- _INSTRUCTION_
Exclude the pictures, then copy all remaining records exactly.

────────────────────────────────────────

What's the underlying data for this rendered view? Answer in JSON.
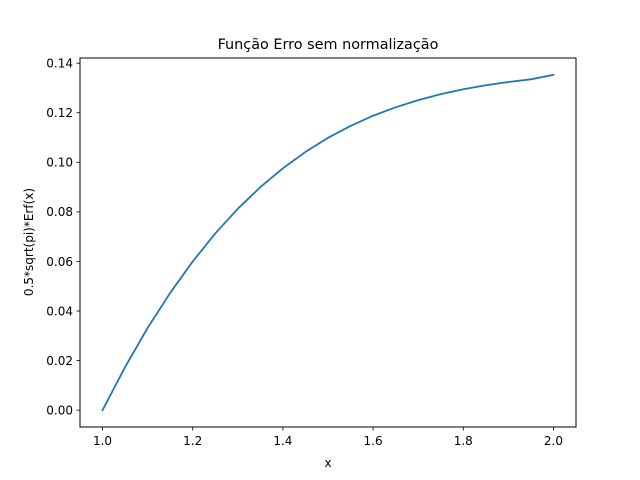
{
  "chart_data": {
    "type": "line",
    "title": "Função Erro sem normalização",
    "xlabel": "x",
    "ylabel": "0.5*sqrt(pi)*Erf(x)",
    "xlim": [
      0.95,
      2.05
    ],
    "ylim": [
      -0.0068,
      0.1421
    ],
    "xticks": [
      1.0,
      1.2,
      1.4,
      1.6,
      1.8,
      2.0
    ],
    "xtick_labels": [
      "1.0",
      "1.2",
      "1.4",
      "1.6",
      "1.8",
      "2.0"
    ],
    "yticks": [
      0.0,
      0.02,
      0.04,
      0.06,
      0.08,
      0.1,
      0.12,
      0.14
    ],
    "ytick_labels": [
      "0.00",
      "0.02",
      "0.04",
      "0.06",
      "0.08",
      "0.10",
      "0.12",
      "0.14"
    ],
    "grid": false,
    "legend": "none",
    "color": "#1f77b4",
    "series": [
      {
        "x": [
          1.0,
          1.05,
          1.1,
          1.15,
          1.2,
          1.25,
          1.3,
          1.35,
          1.4,
          1.45,
          1.5,
          1.55,
          1.6,
          1.65,
          1.7,
          1.75,
          1.8,
          1.85,
          1.9,
          1.95,
          2.0
        ],
        "values": [
          0.0,
          0.0174,
          0.0332,
          0.0473,
          0.06,
          0.0713,
          0.0813,
          0.09,
          0.0976,
          0.1042,
          0.1099,
          0.1147,
          0.1188,
          0.1222,
          0.1251,
          0.1275,
          0.1295,
          0.1311,
          0.1324,
          0.1335,
          0.1353
        ]
      }
    ]
  }
}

────────────────────────────────────────

- _ANSWER TO THE EXERCISE_
What's the underlying data for this rendered view? Answer in JSON.
{
  "chart_data": {
    "type": "line",
    "title": "Função Erro sem normalização",
    "xlabel": "x",
    "ylabel": "0.5*sqrt(pi)*Erf(x)",
    "xlim": [
      0.95,
      2.05
    ],
    "ylim": [
      -0.0068,
      0.1421
    ],
    "xticks": [
      1.0,
      1.2,
      1.4,
      1.6,
      1.8,
      2.0
    ],
    "xtick_labels": [
      "1.0",
      "1.2",
      "1.4",
      "1.6",
      "1.8",
      "2.0"
    ],
    "yticks": [
      0.0,
      0.02,
      0.04,
      0.06,
      0.08,
      0.1,
      0.12,
      0.14
    ],
    "ytick_labels": [
      "0.00",
      "0.02",
      "0.04",
      "0.06",
      "0.08",
      "0.10",
      "0.12",
      "0.14"
    ],
    "grid": false,
    "legend": "none",
    "color": "#1f77b4",
    "series": [
      {
        "x": [
          1.0,
          1.05,
          1.1,
          1.15,
          1.2,
          1.25,
          1.3,
          1.35,
          1.4,
          1.45,
          1.5,
          1.55,
          1.6,
          1.65,
          1.7,
          1.75,
          1.8,
          1.85,
          1.9,
          1.95,
          2.0
        ],
        "values": [
          0.0,
          0.0174,
          0.0332,
          0.0473,
          0.06,
          0.0713,
          0.0813,
          0.09,
          0.0976,
          0.1042,
          0.1099,
          0.1147,
          0.1188,
          0.1222,
          0.1251,
          0.1275,
          0.1295,
          0.1311,
          0.1324,
          0.1335,
          0.1353
        ]
      }
    ]
  }
}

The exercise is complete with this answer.